===== Data lines =====
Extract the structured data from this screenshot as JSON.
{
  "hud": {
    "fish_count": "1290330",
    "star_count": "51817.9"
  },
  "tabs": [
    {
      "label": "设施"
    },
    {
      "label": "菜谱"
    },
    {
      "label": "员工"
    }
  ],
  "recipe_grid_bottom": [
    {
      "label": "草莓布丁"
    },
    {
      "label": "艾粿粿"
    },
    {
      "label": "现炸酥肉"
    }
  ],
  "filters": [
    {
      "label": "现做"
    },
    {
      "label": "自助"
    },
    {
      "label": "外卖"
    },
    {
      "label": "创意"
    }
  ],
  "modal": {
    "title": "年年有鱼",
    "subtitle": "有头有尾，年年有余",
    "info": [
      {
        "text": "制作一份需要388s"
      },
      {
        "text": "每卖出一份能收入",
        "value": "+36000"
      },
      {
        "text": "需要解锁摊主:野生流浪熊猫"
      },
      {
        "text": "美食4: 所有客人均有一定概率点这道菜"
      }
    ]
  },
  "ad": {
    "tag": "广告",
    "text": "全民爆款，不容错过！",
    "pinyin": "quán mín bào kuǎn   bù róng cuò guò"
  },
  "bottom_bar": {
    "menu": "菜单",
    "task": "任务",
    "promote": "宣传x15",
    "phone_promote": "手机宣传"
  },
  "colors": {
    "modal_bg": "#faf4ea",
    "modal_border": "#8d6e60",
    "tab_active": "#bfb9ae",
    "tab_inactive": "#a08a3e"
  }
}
=====
**The request:** List all lines from the entries that include the word "label".

**Task response:**
      "label": "设施"
      "label": "菜谱"
      "label": "员工"
      "label": "草莓布丁"
      "label": "艾粿粿"
      "label": "现炸酥肉"
      "label": "现做"
      "label": "自助"
      "label": "外卖"
      "label": "创意"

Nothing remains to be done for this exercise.